### REQUIREMENT
The records below are to be repeated in full, exactly as they are.
begin
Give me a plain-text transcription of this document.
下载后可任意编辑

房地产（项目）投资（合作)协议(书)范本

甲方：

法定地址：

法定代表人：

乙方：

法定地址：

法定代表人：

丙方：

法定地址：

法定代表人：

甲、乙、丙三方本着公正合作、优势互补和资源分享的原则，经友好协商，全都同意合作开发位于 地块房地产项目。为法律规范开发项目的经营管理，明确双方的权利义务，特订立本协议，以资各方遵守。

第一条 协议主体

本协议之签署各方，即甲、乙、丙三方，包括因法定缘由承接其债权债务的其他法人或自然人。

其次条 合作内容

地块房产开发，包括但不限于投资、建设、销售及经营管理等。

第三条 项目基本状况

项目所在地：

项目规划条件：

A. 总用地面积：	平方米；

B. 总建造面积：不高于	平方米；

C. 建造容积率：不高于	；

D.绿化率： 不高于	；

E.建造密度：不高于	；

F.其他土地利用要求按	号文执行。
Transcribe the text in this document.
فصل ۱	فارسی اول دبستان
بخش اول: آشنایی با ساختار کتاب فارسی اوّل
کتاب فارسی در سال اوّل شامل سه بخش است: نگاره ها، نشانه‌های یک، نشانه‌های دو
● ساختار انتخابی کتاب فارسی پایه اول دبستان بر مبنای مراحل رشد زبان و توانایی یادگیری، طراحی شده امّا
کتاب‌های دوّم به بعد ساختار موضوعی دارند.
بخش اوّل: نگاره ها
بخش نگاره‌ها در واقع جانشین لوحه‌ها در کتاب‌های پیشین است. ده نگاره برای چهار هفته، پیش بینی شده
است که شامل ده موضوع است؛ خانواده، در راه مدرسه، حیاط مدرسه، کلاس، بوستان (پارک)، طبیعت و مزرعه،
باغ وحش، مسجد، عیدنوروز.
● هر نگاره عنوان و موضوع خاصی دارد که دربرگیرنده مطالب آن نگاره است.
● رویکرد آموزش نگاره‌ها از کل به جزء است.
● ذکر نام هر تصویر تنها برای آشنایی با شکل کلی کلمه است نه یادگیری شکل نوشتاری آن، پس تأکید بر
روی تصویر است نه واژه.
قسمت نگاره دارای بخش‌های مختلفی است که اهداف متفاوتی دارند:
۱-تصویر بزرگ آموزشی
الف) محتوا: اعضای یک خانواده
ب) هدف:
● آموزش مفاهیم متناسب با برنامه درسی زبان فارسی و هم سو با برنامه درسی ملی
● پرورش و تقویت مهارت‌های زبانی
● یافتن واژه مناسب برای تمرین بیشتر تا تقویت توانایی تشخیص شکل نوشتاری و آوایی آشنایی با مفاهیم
end
### EXERCISE RESPONSE
Give me a plain-text transcription of this document.
下载后可任意编辑

房地产（项目）投资（合作)协议(书)范本

甲方：

法定地址：

法定代表人：

乙方：

法定地址：

法定代表人：

丙方：

法定地址：

法定代表人：

甲、乙、丙三方本着公正合作、优势互补和资源分享的原则，经友好协商，全都同意合作开发位于 地块房地产项目。为法律规范开发项目的经营管理，明确双方的权利义务，特订立本协议，以资各方遵守。

第一条 协议主体

本协议之签署各方，即甲、乙、丙三方，包括因法定缘由承接其债权债务的其他法人或自然人。

其次条 合作内容

地块房产开发，包括但不限于投资、建设、销售及经营管理等。

第三条 项目基本状况

项目所在地：

项目规划条件：

A. 总用地面积：	平方米；

B. 总建造面积：不高于	平方米；

C. 建造容积率：不高于	；

D.绿化率： 不高于	；

E.建造密度：不高于	；

F.其他土地利用要求按	号文执行。
Transcribe the text in this document.
فصل ۱	فارسی اول دبستان
بخش اول: آشنایی با ساختار کتاب فارسی اوّل
کتاب فارسی در سال اوّل شامل سه بخش است: نگاره ها، نشانه‌های یک، نشانه‌های دو
● ساختار انتخابی کتاب فارسی پایه اول دبستان بر مبنای مراحل رشد زبان و توانایی یادگیری، طراحی شده امّا
کتاب‌های دوّم به بعد ساختار موضوعی دارند.
بخش اوّل: نگاره ها
بخش نگاره‌ها در واقع جانشین لوحه‌ها در کتاب‌های پیشین است. ده نگاره برای چهار هفته، پیش بینی شده
است که شامل ده موضوع است؛ خانواده، در راه مدرسه، حیاط مدرسه، کلاس، بوستان (پارک)، طبیعت و مزرعه،
باغ وحش، مسجد، عیدنوروز.
● هر نگاره عنوان و موضوع خاصی دارد که دربرگیرنده مطالب آن نگاره است.
● رویکرد آموزش نگاره‌ها از کل به جزء است.
● ذکر نام هر تصویر تنها برای آشنایی با شکل کلی کلمه است نه یادگیری شکل نوشتاری آن، پس تأکید بر
روی تصویر است نه واژه.
قسمت نگاره دارای بخش‌های مختلفی است که اهداف متفاوتی دارند:
۱-تصویر بزرگ آموزشی
الف) محتوا: اعضای یک خانواده
ب) هدف:
● آموزش مفاهیم متناسب با برنامه درسی زبان فارسی و هم سو با برنامه درسی ملی
● پرورش و تقویت مهارت‌های زبانی
● یافتن واژه مناسب برای تمرین بیشتر تا تقویت توانایی تشخیص شکل نوشتاری و آوایی آشنایی با مفاهیم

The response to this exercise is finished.